§ Exercise task
Exact reproduction of the data is required, with images excluded.
━━━━━━━━
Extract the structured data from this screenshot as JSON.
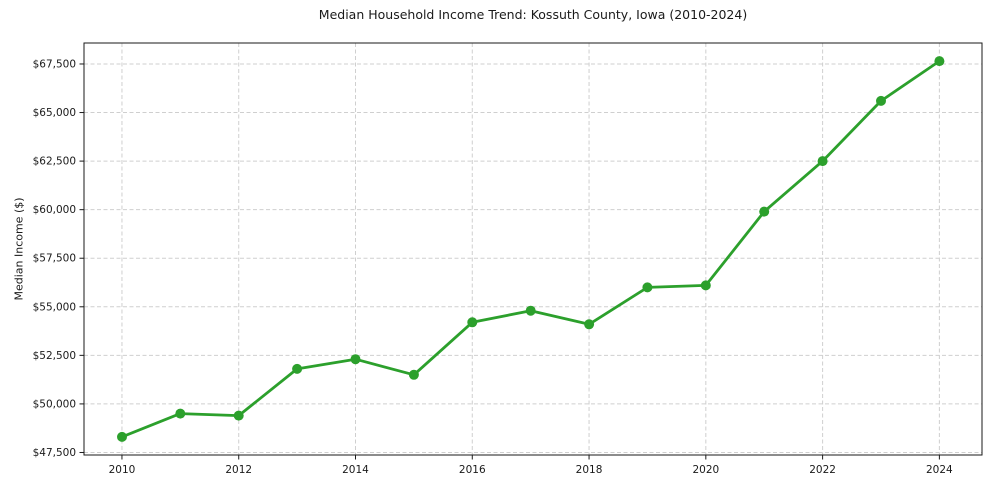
{
  "chart_data": {
    "type": "line",
    "title": "Median Household Income Trend: Kossuth County, Iowa (2010-2024)",
    "xlabel": "",
    "ylabel": "Median Income ($)",
    "x": [
      2010,
      2011,
      2012,
      2013,
      2014,
      2015,
      2016,
      2017,
      2018,
      2019,
      2020,
      2021,
      2022,
      2023,
      2024
    ],
    "series": [
      {
        "name": "Median Household Income",
        "values": [
          48300,
          49500,
          49400,
          51800,
          52300,
          51500,
          54200,
          54800,
          54100,
          56000,
          56100,
          59900,
          62500,
          65600,
          67650
        ]
      }
    ],
    "xticks": [
      2010,
      2012,
      2014,
      2016,
      2018,
      2020,
      2022,
      2024
    ],
    "xtick_labels": [
      "2010",
      "2012",
      "2014",
      "2016",
      "2018",
      "2020",
      "2022",
      "2024"
    ],
    "yticks": [
      47500,
      50000,
      52500,
      55000,
      57500,
      60000,
      62500,
      65000,
      67500
    ],
    "ytick_labels": [
      "$47,500",
      "$50,000",
      "$52,500",
      "$55,000",
      "$57,500",
      "$60,000",
      "$62,500",
      "$65,000",
      "$67,500"
    ],
    "xlim": [
      2009.35,
      2024.73
    ],
    "ylim": [
      47370,
      68580
    ],
    "grid": true,
    "grid_style": "dashed",
    "legend": "none",
    "colors": {
      "line": "#2ca02c",
      "marker": "#2ca02c",
      "grid": "#cfcfcf",
      "spine": "#1a1a1a",
      "text": "#1a1a1a",
      "background": "#ffffff"
    },
    "marker_shape": "circle"
  }
}
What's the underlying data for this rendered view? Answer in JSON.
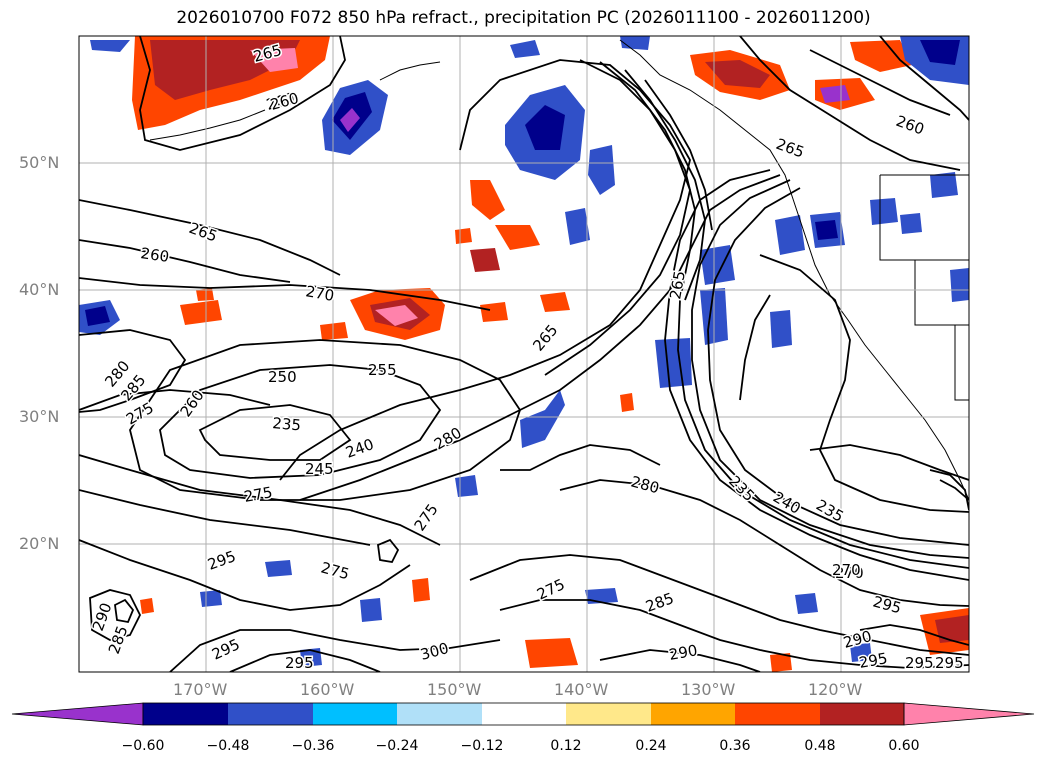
{
  "title": "2026010700 F072 850 hPa refract., precipitation PC (2026011100 - 2026011200)",
  "map": {
    "lat_labels": [
      "50°N",
      "40°N",
      "30°N",
      "20°N"
    ],
    "lon_labels": [
      "170°W",
      "160°W",
      "150°W",
      "140°W",
      "130°W",
      "120°W"
    ],
    "contour_labels": [
      "265",
      "260",
      "260",
      "265",
      "260",
      "265",
      "260",
      "270",
      "265",
      "265",
      "280",
      "285",
      "275",
      "250",
      "255",
      "260",
      "235",
      "240",
      "245",
      "275",
      "280",
      "275",
      "280",
      "275",
      "235",
      "240",
      "235",
      "270",
      "295",
      "295",
      "275",
      "285",
      "295",
      "290",
      "290",
      "285",
      "295",
      "295",
      "300",
      "290",
      "295",
      "295",
      "270"
    ]
  },
  "colorbar": {
    "tick_labels": [
      "−0.60",
      "−0.48",
      "−0.36",
      "−0.24",
      "−0.12",
      "0.12",
      "0.24",
      "0.36",
      "0.48",
      "0.60"
    ],
    "colors": [
      "#9932CC",
      "#00008B",
      "#3050C8",
      "#00BFFF",
      "#B0E0F8",
      "#FFFFFF",
      "#FFE88A",
      "#FFA500",
      "#FF4500",
      "#B22222",
      "#FF82AB"
    ]
  }
}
━━━━━━━━
§ Solution to this problem
Extract the structured data from this screenshot as JSON.
{
  "chart_data": {
    "type": "line",
    "title": "Median Household Income Trend: Kossuth County, Iowa (2010-2024)",
    "xlabel": "",
    "ylabel": "Median Income ($)",
    "x": [
      2010,
      2011,
      2012,
      2013,
      2014,
      2015,
      2016,
      2017,
      2018,
      2019,
      2020,
      2021,
      2022,
      2023,
      2024
    ],
    "series": [
      {
        "name": "Median Household Income",
        "values": [
          48300,
          49500,
          49400,
          51800,
          52300,
          51500,
          54200,
          54800,
          54100,
          56000,
          56100,
          59900,
          62500,
          65600,
          67650
        ]
      }
    ],
    "xticks": [
      2010,
      2012,
      2014,
      2016,
      2018,
      2020,
      2022,
      2024
    ],
    "xtick_labels": [
      "2010",
      "2012",
      "2014",
      "2016",
      "2018",
      "2020",
      "2022",
      "2024"
    ],
    "yticks": [
      47500,
      50000,
      52500,
      55000,
      57500,
      60000,
      62500,
      65000,
      67500
    ],
    "ytick_labels": [
      "$47,500",
      "$50,000",
      "$52,500",
      "$55,000",
      "$57,500",
      "$60,000",
      "$62,500",
      "$65,000",
      "$67,500"
    ],
    "xlim": [
      2009.35,
      2024.73
    ],
    "ylim": [
      47370,
      68580
    ],
    "grid": true,
    "grid_style": "dashed",
    "legend": "none",
    "colors": {
      "line": "#2ca02c",
      "marker": "#2ca02c",
      "grid": "#cfcfcf",
      "spine": "#1a1a1a",
      "text": "#1a1a1a",
      "background": "#ffffff"
    },
    "marker_shape": "circle"
  }
}
What's the underlying data for this rendered view? Answer in JSON.
{
  "title": "2026010700 F072 850 hPa refract., precipitation PC (2026011100 - 2026011200)",
  "map": {
    "lat_labels": [
      "50°N",
      "40°N",
      "30°N",
      "20°N"
    ],
    "lon_labels": [
      "170°W",
      "160°W",
      "150°W",
      "140°W",
      "130°W",
      "120°W"
    ],
    "contour_labels": [
      "265",
      "260",
      "260",
      "265",
      "260",
      "265",
      "260",
      "270",
      "265",
      "265",
      "280",
      "285",
      "275",
      "250",
      "255",
      "260",
      "235",
      "240",
      "245",
      "275",
      "280",
      "275",
      "280",
      "275",
      "235",
      "240",
      "235",
      "270",
      "295",
      "295",
      "275",
      "285",
      "295",
      "290",
      "290",
      "285",
      "295",
      "295",
      "300",
      "290",
      "295",
      "295",
      "270"
    ]
  },
  "colorbar": {
    "tick_labels": [
      "−0.60",
      "−0.48",
      "−0.36",
      "−0.24",
      "−0.12",
      "0.12",
      "0.24",
      "0.36",
      "0.48",
      "0.60"
    ],
    "colors": [
      "#9932CC",
      "#00008B",
      "#3050C8",
      "#00BFFF",
      "#B0E0F8",
      "#FFFFFF",
      "#FFE88A",
      "#FFA500",
      "#FF4500",
      "#B22222",
      "#FF82AB"
    ]
  }
}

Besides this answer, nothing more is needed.